**Stated exercise:** Below are some records; repeat them all exactly, minus the pictures.

**Records shown:**
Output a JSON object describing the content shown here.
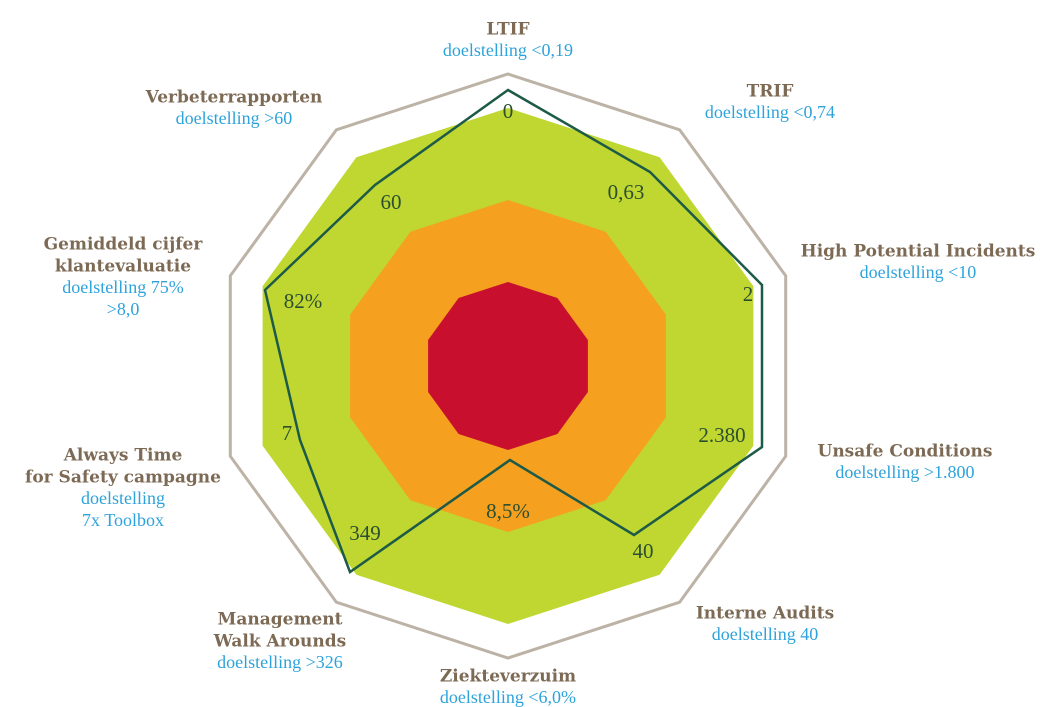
{
  "axes": [
    {
      "title": [
        "LTIF"
      ],
      "target": [
        "doelstelling <0,19"
      ],
      "value": "0"
    },
    {
      "title": [
        "TRIF"
      ],
      "target": [
        "doelstelling <0,74"
      ],
      "value": "0,63"
    },
    {
      "title": [
        "High Potential Incidents"
      ],
      "target": [
        "doelstelling <10"
      ],
      "value": "2"
    },
    {
      "title": [
        "Unsafe Conditions"
      ],
      "target": [
        "doelstelling >1.800"
      ],
      "value": "2.380"
    },
    {
      "title": [
        "Interne Audits"
      ],
      "target": [
        "doelstelling 40"
      ],
      "value": "40"
    },
    {
      "title": [
        "Ziekteverzuim"
      ],
      "target": [
        "doelstelling <6,0%"
      ],
      "value": "8,5%"
    },
    {
      "title": [
        "Management",
        "Walk Arounds"
      ],
      "target": [
        "doelstelling >326"
      ],
      "value": "349"
    },
    {
      "title": [
        "Always Time",
        "for Safety campagne"
      ],
      "target": [
        "doelstelling",
        "7x Toolbox"
      ],
      "value": "7"
    },
    {
      "title": [
        "Gemiddeld cijfer",
        "klantevaluatie"
      ],
      "target": [
        "doelstelling 75%",
        ">8,0"
      ],
      "value": "82%"
    },
    {
      "title": [
        "Verbeterrapporten"
      ],
      "target": [
        "doelstelling >60"
      ],
      "value": "60"
    }
  ]
}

**Output of the exercise:**
Output a JSON object describing the content shown here.
{
  "axes": [
    {
      "title": [
        "LTIF"
      ],
      "target": [
        "doelstelling <0,19"
      ],
      "value": "0"
    },
    {
      "title": [
        "TRIF"
      ],
      "target": [
        "doelstelling <0,74"
      ],
      "value": "0,63"
    },
    {
      "title": [
        "High Potential Incidents"
      ],
      "target": [
        "doelstelling <10"
      ],
      "value": "2"
    },
    {
      "title": [
        "Unsafe Conditions"
      ],
      "target": [
        "doelstelling >1.800"
      ],
      "value": "2.380"
    },
    {
      "title": [
        "Interne Audits"
      ],
      "target": [
        "doelstelling 40"
      ],
      "value": "40"
    },
    {
      "title": [
        "Ziekteverzuim"
      ],
      "target": [
        "doelstelling <6,0%"
      ],
      "value": "8,5%"
    },
    {
      "title": [
        "Management",
        "Walk Arounds"
      ],
      "target": [
        "doelstelling >326"
      ],
      "value": "349"
    },
    {
      "title": [
        "Always Time",
        "for Safety campagne"
      ],
      "target": [
        "doelstelling",
        "7x Toolbox"
      ],
      "value": "7"
    },
    {
      "title": [
        "Gemiddeld cijfer",
        "klantevaluatie"
      ],
      "target": [
        "doelstelling 75%",
        ">8,0"
      ],
      "value": "82%"
    },
    {
      "title": [
        "Verbeterrapporten"
      ],
      "target": [
        "doelstelling >60"
      ],
      "value": "60"
    }
  ]
}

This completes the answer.